'''

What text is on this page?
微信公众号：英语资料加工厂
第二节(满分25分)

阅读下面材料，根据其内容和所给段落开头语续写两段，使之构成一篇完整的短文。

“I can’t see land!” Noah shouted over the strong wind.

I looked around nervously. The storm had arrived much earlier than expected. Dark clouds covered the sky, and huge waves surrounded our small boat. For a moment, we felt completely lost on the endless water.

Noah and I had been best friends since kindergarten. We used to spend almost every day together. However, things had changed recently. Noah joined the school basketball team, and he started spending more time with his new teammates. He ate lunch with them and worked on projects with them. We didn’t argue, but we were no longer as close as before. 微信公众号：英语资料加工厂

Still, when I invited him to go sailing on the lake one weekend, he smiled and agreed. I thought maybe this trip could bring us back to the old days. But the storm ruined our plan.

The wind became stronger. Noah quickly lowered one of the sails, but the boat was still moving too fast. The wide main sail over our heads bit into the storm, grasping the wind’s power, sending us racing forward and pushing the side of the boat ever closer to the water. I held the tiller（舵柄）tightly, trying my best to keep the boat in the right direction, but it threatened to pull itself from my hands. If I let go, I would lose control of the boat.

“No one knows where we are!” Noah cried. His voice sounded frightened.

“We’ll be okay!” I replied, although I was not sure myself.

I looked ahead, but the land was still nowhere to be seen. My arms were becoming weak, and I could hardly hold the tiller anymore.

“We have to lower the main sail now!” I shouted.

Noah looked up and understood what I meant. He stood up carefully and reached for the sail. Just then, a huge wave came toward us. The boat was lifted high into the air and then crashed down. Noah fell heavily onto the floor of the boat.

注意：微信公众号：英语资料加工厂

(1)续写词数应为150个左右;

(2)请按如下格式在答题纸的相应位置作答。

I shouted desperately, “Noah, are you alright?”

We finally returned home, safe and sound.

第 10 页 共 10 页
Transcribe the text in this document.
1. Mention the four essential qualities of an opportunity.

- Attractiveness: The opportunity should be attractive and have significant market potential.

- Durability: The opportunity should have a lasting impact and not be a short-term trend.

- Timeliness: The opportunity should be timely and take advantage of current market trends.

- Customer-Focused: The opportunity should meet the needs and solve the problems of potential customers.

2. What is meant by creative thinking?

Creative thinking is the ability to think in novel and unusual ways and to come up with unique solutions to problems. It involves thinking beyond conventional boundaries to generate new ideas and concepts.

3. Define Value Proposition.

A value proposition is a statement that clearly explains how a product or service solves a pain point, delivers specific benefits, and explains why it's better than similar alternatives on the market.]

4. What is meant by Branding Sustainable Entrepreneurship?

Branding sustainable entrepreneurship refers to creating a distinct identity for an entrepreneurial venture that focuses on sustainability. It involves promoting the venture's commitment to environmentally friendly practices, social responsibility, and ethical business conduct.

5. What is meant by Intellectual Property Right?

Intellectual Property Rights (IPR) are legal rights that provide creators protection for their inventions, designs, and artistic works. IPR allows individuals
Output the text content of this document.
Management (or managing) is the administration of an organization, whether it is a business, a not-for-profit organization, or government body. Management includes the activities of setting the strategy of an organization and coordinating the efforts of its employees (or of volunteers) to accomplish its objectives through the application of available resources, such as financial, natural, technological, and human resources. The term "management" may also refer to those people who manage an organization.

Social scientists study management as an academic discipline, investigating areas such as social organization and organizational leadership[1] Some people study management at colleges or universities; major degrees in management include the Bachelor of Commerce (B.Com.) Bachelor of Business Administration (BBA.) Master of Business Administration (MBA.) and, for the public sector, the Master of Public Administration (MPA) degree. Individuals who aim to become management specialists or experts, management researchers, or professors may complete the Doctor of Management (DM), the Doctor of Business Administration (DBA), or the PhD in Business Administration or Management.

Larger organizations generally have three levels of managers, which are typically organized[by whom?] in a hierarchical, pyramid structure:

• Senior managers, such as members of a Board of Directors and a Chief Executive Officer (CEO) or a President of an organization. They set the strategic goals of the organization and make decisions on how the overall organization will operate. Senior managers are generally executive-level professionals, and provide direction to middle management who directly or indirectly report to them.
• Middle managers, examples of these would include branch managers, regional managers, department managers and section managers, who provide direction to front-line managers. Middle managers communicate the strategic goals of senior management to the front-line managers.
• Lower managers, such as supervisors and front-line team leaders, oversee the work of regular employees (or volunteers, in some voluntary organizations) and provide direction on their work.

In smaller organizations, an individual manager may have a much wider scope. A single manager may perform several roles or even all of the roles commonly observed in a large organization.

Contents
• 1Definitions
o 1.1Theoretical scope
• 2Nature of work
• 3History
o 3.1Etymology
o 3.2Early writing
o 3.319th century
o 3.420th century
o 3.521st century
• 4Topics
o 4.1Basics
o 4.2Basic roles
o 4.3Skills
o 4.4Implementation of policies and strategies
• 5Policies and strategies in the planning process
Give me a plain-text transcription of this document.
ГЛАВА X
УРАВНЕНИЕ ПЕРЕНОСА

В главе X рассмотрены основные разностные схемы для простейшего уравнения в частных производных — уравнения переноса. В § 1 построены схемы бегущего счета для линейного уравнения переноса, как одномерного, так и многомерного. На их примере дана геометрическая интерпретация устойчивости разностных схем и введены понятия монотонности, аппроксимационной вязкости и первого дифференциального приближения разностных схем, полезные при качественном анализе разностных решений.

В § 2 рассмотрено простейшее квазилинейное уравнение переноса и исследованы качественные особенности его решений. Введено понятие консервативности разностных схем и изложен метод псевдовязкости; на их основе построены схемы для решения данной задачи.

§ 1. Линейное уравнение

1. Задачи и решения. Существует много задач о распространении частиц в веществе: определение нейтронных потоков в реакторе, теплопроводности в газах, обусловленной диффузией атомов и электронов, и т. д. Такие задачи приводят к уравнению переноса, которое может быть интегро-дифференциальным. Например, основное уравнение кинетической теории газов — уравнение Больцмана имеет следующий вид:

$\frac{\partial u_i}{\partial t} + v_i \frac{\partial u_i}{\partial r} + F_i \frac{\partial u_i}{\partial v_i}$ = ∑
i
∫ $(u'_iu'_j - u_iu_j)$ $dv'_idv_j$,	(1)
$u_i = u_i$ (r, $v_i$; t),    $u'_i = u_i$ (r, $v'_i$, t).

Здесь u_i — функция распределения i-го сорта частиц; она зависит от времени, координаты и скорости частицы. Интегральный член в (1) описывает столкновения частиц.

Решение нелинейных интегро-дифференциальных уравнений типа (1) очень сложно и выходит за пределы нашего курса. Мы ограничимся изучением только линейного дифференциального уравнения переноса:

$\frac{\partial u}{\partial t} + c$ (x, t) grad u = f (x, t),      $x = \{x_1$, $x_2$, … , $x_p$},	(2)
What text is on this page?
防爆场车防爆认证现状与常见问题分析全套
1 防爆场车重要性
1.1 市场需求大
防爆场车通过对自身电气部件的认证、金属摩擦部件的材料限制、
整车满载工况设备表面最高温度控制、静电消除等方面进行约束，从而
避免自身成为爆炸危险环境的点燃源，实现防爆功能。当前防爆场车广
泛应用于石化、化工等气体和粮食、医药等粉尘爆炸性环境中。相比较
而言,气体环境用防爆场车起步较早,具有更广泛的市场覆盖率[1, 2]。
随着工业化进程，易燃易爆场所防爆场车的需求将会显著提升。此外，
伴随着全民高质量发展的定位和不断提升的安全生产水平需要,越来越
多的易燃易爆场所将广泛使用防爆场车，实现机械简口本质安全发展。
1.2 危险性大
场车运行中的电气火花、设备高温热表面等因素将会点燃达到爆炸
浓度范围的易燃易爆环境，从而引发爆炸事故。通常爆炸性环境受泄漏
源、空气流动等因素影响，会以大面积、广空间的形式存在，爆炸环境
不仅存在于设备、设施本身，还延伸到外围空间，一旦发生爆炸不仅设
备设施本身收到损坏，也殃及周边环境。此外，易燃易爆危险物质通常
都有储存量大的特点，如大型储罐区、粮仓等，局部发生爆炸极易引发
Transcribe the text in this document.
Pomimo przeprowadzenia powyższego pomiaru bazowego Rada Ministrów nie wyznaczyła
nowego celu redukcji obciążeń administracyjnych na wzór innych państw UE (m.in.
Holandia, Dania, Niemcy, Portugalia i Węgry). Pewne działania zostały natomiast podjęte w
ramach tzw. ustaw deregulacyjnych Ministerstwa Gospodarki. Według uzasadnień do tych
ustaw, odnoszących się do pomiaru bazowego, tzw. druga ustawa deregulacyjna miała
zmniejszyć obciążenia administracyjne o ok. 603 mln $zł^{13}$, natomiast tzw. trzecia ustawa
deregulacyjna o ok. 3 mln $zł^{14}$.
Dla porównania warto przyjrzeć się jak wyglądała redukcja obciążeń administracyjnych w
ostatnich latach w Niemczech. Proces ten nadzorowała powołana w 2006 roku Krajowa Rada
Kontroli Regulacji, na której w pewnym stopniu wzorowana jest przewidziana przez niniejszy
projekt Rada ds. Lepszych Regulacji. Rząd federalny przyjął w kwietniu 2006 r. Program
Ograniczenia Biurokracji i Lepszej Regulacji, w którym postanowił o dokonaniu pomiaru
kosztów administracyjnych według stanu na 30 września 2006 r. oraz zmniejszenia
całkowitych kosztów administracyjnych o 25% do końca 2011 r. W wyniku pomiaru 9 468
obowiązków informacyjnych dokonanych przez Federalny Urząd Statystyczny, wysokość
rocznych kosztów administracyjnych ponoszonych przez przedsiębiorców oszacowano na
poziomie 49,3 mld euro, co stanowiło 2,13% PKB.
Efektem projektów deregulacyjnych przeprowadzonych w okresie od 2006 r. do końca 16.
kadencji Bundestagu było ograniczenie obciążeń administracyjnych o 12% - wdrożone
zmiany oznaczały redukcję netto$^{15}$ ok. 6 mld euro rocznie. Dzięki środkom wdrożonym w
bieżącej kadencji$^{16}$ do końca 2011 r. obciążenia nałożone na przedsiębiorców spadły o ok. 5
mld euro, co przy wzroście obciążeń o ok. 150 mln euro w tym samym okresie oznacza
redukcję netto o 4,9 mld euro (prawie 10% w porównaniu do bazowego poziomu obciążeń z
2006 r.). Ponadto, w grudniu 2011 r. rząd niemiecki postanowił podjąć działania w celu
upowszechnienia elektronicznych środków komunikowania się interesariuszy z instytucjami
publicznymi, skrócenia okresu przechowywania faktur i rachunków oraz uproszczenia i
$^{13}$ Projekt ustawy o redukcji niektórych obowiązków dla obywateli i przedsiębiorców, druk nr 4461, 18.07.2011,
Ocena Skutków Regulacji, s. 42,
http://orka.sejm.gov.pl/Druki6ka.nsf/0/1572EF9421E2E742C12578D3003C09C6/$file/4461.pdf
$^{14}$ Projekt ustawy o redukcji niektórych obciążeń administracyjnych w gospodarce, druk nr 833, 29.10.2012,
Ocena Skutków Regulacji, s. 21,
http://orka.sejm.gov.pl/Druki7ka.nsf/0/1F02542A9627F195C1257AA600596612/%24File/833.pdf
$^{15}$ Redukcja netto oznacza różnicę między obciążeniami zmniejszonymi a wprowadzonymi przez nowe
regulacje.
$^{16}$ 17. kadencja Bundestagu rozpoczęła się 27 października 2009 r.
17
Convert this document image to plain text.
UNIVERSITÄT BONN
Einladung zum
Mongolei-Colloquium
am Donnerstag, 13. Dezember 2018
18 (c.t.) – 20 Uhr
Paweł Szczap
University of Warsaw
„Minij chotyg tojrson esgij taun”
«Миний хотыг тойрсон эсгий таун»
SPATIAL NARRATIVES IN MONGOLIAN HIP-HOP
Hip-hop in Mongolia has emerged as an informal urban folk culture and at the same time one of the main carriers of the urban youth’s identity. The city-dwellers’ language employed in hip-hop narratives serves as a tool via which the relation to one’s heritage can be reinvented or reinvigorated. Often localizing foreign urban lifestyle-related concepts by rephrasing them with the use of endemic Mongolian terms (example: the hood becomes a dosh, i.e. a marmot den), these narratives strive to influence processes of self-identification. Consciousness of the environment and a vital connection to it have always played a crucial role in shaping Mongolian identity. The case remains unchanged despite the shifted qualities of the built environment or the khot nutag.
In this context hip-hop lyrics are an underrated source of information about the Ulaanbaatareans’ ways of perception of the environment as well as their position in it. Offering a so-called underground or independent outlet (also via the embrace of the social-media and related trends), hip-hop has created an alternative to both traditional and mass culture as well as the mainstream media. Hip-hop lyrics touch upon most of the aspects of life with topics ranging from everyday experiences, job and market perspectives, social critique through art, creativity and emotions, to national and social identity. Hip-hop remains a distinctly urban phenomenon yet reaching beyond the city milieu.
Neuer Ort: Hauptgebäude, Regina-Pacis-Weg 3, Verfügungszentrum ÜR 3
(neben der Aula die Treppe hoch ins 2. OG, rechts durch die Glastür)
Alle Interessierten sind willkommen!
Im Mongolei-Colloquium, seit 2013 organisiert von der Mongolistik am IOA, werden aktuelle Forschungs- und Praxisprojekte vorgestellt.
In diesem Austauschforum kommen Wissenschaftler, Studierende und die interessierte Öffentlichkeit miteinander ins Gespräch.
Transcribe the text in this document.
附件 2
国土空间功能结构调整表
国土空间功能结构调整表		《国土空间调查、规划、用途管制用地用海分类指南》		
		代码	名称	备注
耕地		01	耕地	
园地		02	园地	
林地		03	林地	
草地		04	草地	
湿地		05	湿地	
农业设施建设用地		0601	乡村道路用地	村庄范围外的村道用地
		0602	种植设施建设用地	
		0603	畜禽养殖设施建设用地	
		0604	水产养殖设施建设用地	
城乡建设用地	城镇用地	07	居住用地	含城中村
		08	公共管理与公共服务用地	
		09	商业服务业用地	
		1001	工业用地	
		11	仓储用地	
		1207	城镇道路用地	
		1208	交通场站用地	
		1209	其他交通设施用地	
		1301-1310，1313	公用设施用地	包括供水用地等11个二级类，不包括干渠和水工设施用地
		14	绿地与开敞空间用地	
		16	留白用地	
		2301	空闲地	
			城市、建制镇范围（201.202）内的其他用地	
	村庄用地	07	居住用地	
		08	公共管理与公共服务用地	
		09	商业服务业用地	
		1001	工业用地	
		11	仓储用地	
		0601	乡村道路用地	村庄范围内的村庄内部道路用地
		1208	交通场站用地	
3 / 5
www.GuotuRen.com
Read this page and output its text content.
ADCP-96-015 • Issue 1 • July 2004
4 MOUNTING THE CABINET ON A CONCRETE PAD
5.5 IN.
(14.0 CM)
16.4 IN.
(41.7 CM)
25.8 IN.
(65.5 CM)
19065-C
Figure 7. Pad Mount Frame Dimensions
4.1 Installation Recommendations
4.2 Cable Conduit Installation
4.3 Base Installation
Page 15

'''

_THE TASK_
Find every line in the records above that contains the word "opportunity", and copy each one.

_RESULT_
1. Mention the four essential qualities of an opportunity.
- Attractiveness: The opportunity should be attractive and have significant market potential.
- Durability: The opportunity should have a lasting impact and not be a short-term trend.
- Timeliness: The opportunity should be timely and take advantage of current market trends.
- Customer-Focused: The opportunity should meet the needs and solve the problems of potential customers.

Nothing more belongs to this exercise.